▸ **Stated exercise**: Copy every record word for word.

[Stored data entries]
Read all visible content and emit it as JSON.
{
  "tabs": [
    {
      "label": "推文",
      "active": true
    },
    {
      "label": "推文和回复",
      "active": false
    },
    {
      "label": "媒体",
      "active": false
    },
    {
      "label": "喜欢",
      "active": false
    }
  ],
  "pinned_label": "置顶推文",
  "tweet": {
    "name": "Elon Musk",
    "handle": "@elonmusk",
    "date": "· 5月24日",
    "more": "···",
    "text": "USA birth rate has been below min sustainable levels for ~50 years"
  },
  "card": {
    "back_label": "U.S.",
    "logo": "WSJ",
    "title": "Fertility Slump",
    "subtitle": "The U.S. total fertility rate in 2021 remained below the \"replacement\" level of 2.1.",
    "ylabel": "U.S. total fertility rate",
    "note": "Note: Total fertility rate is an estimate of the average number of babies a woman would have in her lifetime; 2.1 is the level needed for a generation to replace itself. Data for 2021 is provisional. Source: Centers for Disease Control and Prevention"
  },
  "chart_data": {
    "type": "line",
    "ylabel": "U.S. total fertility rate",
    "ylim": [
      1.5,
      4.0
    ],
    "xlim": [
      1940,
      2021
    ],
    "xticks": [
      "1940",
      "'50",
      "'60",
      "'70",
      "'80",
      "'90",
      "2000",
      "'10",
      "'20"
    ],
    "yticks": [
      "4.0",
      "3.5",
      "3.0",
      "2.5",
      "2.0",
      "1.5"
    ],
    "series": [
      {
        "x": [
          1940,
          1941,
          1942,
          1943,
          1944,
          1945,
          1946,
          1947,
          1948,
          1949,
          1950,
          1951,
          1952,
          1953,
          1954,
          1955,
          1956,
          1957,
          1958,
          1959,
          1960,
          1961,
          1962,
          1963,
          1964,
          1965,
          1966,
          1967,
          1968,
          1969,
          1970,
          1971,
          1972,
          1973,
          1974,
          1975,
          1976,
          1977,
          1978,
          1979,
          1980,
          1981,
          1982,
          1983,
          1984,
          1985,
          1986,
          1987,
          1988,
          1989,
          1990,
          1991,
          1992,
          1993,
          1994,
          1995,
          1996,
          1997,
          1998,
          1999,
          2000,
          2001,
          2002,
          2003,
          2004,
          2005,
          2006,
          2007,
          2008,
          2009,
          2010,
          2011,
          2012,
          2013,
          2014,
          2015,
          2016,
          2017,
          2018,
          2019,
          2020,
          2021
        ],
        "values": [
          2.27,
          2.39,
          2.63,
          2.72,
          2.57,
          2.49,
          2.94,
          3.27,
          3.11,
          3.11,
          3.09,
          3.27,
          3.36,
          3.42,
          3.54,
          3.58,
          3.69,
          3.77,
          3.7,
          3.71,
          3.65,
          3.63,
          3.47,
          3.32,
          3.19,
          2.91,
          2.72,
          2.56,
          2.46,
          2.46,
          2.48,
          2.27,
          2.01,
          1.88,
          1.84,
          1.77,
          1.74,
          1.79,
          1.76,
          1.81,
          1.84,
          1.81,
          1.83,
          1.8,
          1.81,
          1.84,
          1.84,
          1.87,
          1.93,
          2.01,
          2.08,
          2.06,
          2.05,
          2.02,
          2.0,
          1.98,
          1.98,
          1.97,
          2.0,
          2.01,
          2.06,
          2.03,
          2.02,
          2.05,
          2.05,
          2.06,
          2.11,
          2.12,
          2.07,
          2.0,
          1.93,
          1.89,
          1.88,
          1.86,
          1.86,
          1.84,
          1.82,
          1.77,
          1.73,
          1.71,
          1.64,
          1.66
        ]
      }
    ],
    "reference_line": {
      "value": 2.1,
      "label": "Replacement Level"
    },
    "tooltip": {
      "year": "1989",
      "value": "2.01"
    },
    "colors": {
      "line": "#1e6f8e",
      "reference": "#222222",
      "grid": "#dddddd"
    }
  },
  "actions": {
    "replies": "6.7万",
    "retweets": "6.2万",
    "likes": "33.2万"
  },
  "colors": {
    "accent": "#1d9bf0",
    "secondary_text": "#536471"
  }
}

▸ **Solution**:
Read all visible content and emit it as JSON.
{
  "tabs": [
    {
      "label": "推文",
      "active": true
    },
    {
      "label": "推文和回复",
      "active": false
    },
    {
      "label": "媒体",
      "active": false
    },
    {
      "label": "喜欢",
      "active": false
    }
  ],
  "pinned_label": "置顶推文",
  "tweet": {
    "name": "Elon Musk",
    "handle": "@elonmusk",
    "date": "· 5月24日",
    "more": "···",
    "text": "USA birth rate has been below min sustainable levels for ~50 years"
  },
  "card": {
    "back_label": "U.S.",
    "logo": "WSJ",
    "title": "Fertility Slump",
    "subtitle": "The U.S. total fertility rate in 2021 remained below the \"replacement\" level of 2.1.",
    "ylabel": "U.S. total fertility rate",
    "note": "Note: Total fertility rate is an estimate of the average number of babies a woman would have in her lifetime; 2.1 is the level needed for a generation to replace itself. Data for 2021 is provisional. Source: Centers for Disease Control and Prevention"
  },
  "chart_data": {
    "type": "line",
    "ylabel": "U.S. total fertility rate",
    "ylim": [
      1.5,
      4.0
    ],
    "xlim": [
      1940,
      2021
    ],
    "xticks": [
      "1940",
      "'50",
      "'60",
      "'70",
      "'80",
      "'90",
      "2000",
      "'10",
      "'20"
    ],
    "yticks": [
      "4.0",
      "3.5",
      "3.0",
      "2.5",
      "2.0",
      "1.5"
    ],
    "series": [
      {
        "x": [
          1940,
          1941,
          1942,
          1943,
          1944,
          1945,
          1946,
          1947,
          1948,
          1949,
          1950,
          1951,
          1952,
          1953,
          1954,
          1955,
          1956,
          1957,
          1958,
          1959,
          1960,
          1961,
          1962,
          1963,
          1964,
          1965,
          1966,
          1967,
          1968,
          1969,
          1970,
          1971,
          1972,
          1973,
          1974,
          1975,
          1976,
          1977,
          1978,
          1979,
          1980,
          1981,
          1982,
          1983,
          1984,
          1985,
          1986,
          1987,
          1988,
          1989,
          1990,
          1991,
          1992,
          1993,
          1994,
          1995,
          1996,
          1997,
          1998,
          1999,
          2000,
          2001,
          2002,
          2003,
          2004,
          2005,
          2006,
          2007,
          2008,
          2009,
          2010,
          2011,
          2012,
          2013,
          2014,
          2015,
          2016,
          2017,
          2018,
          2019,
          2020,
          2021
        ],
        "values": [
          2.27,
          2.39,
          2.63,
          2.72,
          2.57,
          2.49,
          2.94,
          3.27,
          3.11,
          3.11,
          3.09,
          3.27,
          3.36,
          3.42,
          3.54,
          3.58,
          3.69,
          3.77,
          3.7,
          3.71,
          3.65,
          3.63,
          3.47,
          3.32,
          3.19,
          2.91,
          2.72,
          2.56,
          2.46,
          2.46,
          2.48,
          2.27,
          2.01,
          1.88,
          1.84,
          1.77,
          1.74,
          1.79,
          1.76,
          1.81,
          1.84,
          1.81,
          1.83,
          1.8,
          1.81,
          1.84,
          1.84,
          1.87,
          1.93,
          2.01,
          2.08,
          2.06,
          2.05,
          2.02,
          2.0,
          1.98,
          1.98,
          1.97,
          2.0,
          2.01,
          2.06,
          2.03,
          2.02,
          2.05,
          2.05,
          2.06,
          2.11,
          2.12,
          2.07,
          2.0,
          1.93,
          1.89,
          1.88,
          1.86,
          1.86,
          1.84,
          1.82,
          1.77,
          1.73,
          1.71,
          1.64,
          1.66
        ]
      }
    ],
    "reference_line": {
      "value": 2.1,
      "label": "Replacement Level"
    },
    "tooltip": {
      "year": "1989",
      "value": "2.01"
    },
    "colors": {
      "line": "#1e6f8e",
      "reference": "#222222",
      "grid": "#dddddd"
    }
  },
  "actions": {
    "replies": "6.7万",
    "retweets": "6.2万",
    "likes": "33.2万"
  },
  "colors": {
    "accent": "#1d9bf0",
    "secondary_text": "#536471"
  }
}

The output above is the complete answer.